What this task involves:
Copy all entries without alteration and skip the pictures they hold.
━━━
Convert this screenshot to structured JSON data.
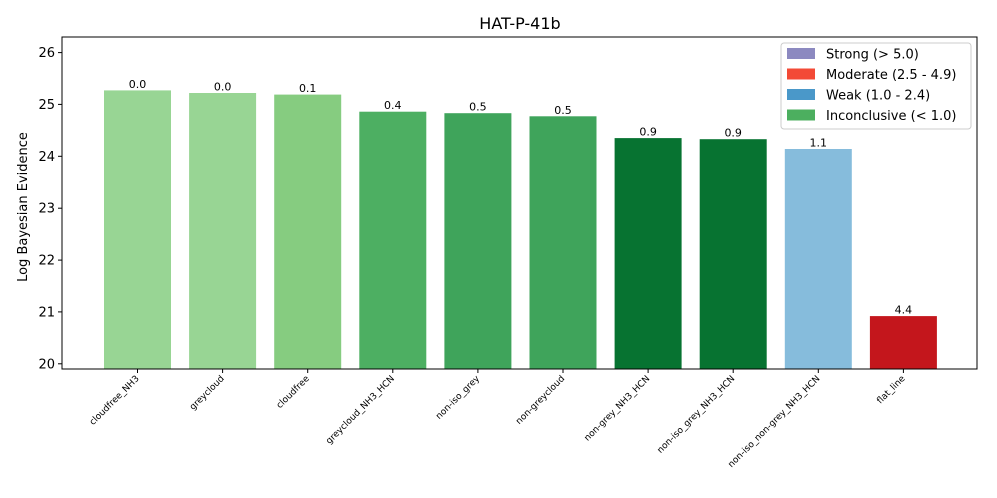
{
  "chart_data": {
    "type": "bar",
    "title": "HAT-P-41b",
    "xlabel": "",
    "ylabel": "Log Bayesian Evidence",
    "ylim": [
      19.9,
      26.3
    ],
    "yticks": [
      20,
      21,
      22,
      23,
      24,
      25,
      26
    ],
    "categories": [
      "cloudfree_NH3",
      "greycloud",
      "cloudfree",
      "greycloud_NH3_HCN",
      "non-iso_grey",
      "non-greycloud",
      "non-grey_NH3_HCN",
      "non-iso_grey_NH3_HCN",
      "non-iso_non-grey_NH3_HCN",
      "flat_line"
    ],
    "values": [
      25.28,
      25.23,
      25.2,
      24.87,
      24.84,
      24.78,
      24.36,
      24.34,
      24.15,
      20.93
    ],
    "data_labels": [
      "0.0",
      "0.0",
      "0.1",
      "0.4",
      "0.5",
      "0.5",
      "0.9",
      "0.9",
      "1.1",
      "4.4"
    ],
    "bar_colors": [
      "#98d594",
      "#98d594",
      "#86cc80",
      "#4daf62",
      "#3fa45b",
      "#3fa45b",
      "#077331",
      "#077331",
      "#86bcdc",
      "#c4161c"
    ],
    "grid": false,
    "legend": {
      "position": "top-right",
      "entries": [
        {
          "label": "Strong (> 5.0)",
          "color": "#8c89c0"
        },
        {
          "label": "Moderate (2.5 - 4.9)",
          "color": "#f34a36"
        },
        {
          "label": "Weak (1.0 - 2.4)",
          "color": "#4a98c9"
        },
        {
          "label": "Inconclusive (< 1.0)",
          "color": "#4caf5f"
        }
      ]
    }
  }
}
━━━
Reply to the task:
Convert this screenshot to structured JSON data.
{
  "chart_data": {
    "type": "bar",
    "title": "HAT-P-41b",
    "xlabel": "",
    "ylabel": "Log Bayesian Evidence",
    "ylim": [
      19.9,
      26.3
    ],
    "yticks": [
      20,
      21,
      22,
      23,
      24,
      25,
      26
    ],
    "categories": [
      "cloudfree_NH3",
      "greycloud",
      "cloudfree",
      "greycloud_NH3_HCN",
      "non-iso_grey",
      "non-greycloud",
      "non-grey_NH3_HCN",
      "non-iso_grey_NH3_HCN",
      "non-iso_non-grey_NH3_HCN",
      "flat_line"
    ],
    "values": [
      25.28,
      25.23,
      25.2,
      24.87,
      24.84,
      24.78,
      24.36,
      24.34,
      24.15,
      20.93
    ],
    "data_labels": [
      "0.0",
      "0.0",
      "0.1",
      "0.4",
      "0.5",
      "0.5",
      "0.9",
      "0.9",
      "1.1",
      "4.4"
    ],
    "bar_colors": [
      "#98d594",
      "#98d594",
      "#86cc80",
      "#4daf62",
      "#3fa45b",
      "#3fa45b",
      "#077331",
      "#077331",
      "#86bcdc",
      "#c4161c"
    ],
    "grid": false,
    "legend": {
      "position": "top-right",
      "entries": [
        {
          "label": "Strong (> 5.0)",
          "color": "#8c89c0"
        },
        {
          "label": "Moderate (2.5 - 4.9)",
          "color": "#f34a36"
        },
        {
          "label": "Weak (1.0 - 2.4)",
          "color": "#4a98c9"
        },
        {
          "label": "Inconclusive (< 1.0)",
          "color": "#4caf5f"
        }
      ]
    }
  }
}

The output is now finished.